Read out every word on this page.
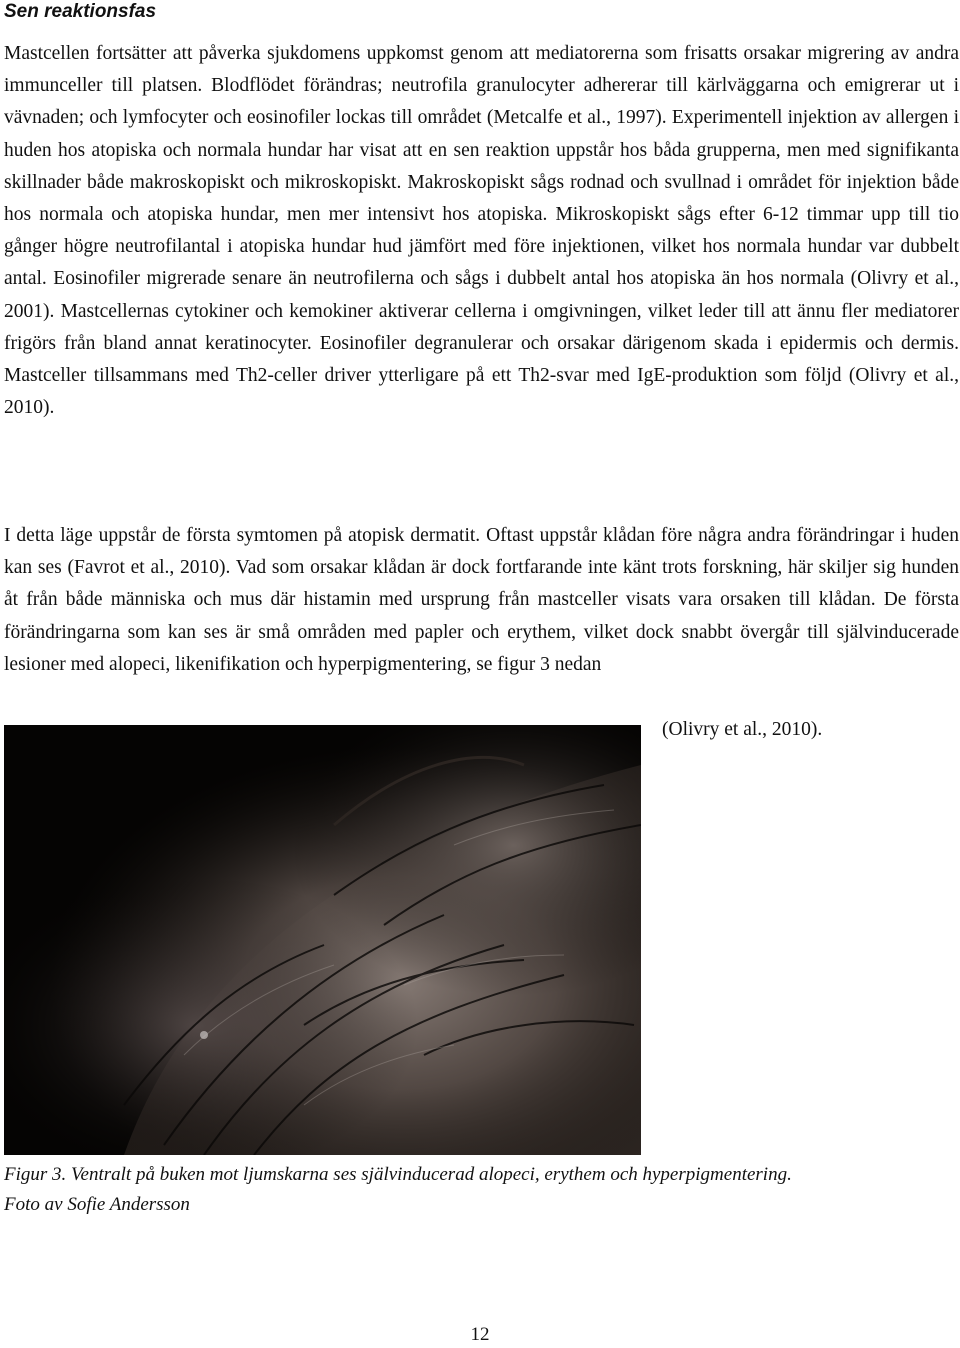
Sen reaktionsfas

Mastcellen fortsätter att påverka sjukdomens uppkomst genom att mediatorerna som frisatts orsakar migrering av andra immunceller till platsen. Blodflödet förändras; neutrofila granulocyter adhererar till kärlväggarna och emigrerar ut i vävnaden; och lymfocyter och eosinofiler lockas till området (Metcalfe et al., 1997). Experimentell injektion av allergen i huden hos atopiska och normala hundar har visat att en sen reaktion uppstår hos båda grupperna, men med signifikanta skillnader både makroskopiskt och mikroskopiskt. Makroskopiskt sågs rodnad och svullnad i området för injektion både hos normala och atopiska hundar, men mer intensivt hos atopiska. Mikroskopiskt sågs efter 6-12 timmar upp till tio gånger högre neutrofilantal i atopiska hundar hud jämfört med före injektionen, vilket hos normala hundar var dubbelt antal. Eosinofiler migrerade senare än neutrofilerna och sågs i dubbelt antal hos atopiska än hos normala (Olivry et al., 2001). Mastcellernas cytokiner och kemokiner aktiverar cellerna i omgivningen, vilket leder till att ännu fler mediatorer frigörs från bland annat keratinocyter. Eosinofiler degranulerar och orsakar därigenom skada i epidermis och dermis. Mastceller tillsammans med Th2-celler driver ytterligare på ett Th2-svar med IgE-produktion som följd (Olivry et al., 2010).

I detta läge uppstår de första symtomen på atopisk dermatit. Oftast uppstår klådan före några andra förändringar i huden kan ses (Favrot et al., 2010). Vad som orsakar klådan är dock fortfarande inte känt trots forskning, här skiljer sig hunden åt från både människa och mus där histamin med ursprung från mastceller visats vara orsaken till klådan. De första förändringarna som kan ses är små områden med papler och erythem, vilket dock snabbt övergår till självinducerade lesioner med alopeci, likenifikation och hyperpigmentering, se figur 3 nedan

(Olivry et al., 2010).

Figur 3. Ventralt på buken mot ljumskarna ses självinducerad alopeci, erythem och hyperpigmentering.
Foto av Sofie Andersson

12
::::::::
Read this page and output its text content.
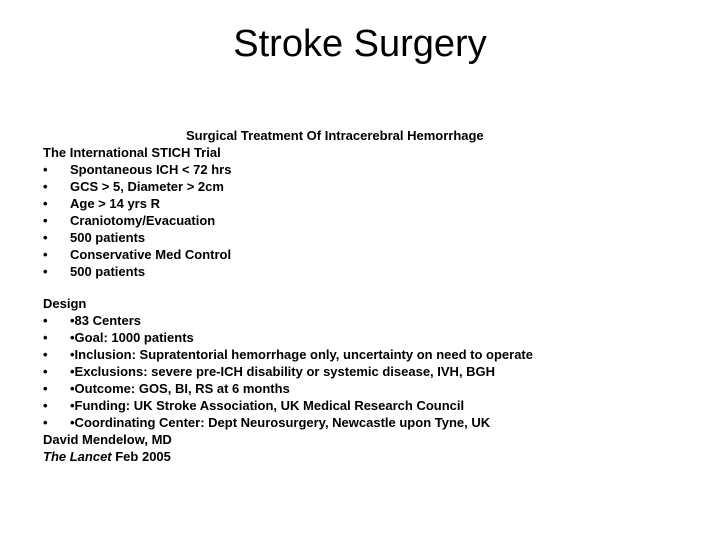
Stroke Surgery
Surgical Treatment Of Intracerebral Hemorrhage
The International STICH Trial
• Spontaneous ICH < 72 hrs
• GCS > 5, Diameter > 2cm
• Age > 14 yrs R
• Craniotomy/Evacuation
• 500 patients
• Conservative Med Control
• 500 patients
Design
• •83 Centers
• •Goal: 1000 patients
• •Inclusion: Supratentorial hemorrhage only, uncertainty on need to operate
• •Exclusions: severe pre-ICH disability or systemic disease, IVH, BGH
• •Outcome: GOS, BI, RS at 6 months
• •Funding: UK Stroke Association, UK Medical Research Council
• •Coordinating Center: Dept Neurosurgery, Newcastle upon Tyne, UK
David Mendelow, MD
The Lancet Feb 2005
::::::::
Goal of the exercise
For the word "Olivry", return every line of the records that holds it.

Written reply
Mastcellen fortsätter att påverka sjukdomens uppkomst genom att mediatorerna som frisatts orsakar migrering av andra immunceller till platsen. Blodflödet förändras; neutrofila granulocyter adhererar till kärlväggarna och emigrerar ut i vävnaden; och lymfocyter och eosinofiler lockas till området (Metcalfe et al., 1997). Experimentell injektion av allergen i huden hos atopiska och normala hundar har visat att en sen reaktion uppstår hos båda grupperna, men med signifikanta skillnader både makroskopiskt och mikroskopiskt. Makroskopiskt sågs rodnad och svullnad i området för injektion både hos normala och atopiska hundar, men mer intensivt hos atopiska. Mikroskopiskt sågs efter 6-12 timmar upp till tio gånger högre neutrofilantal i atopiska hundar hud jämfört med före injektionen, vilket hos normala hundar var dubbelt antal. Eosinofiler migrerade senare än neutrofilerna och sågs i dubbelt antal hos atopiska än hos normala (Olivry et al., 2001). Mastcellernas cytokiner och kemokiner aktiverar cellerna i omgivningen, vilket leder till att ännu fler mediatorer frigörs från bland annat keratinocyter. Eosinofiler degranulerar och orsakar därigenom skada i epidermis och dermis. Mastceller tillsammans med Th2-celler driver ytterligare på ett Th2-svar med IgE-produktion som följd (Olivry et al., 2010).
(Olivry et al., 2010).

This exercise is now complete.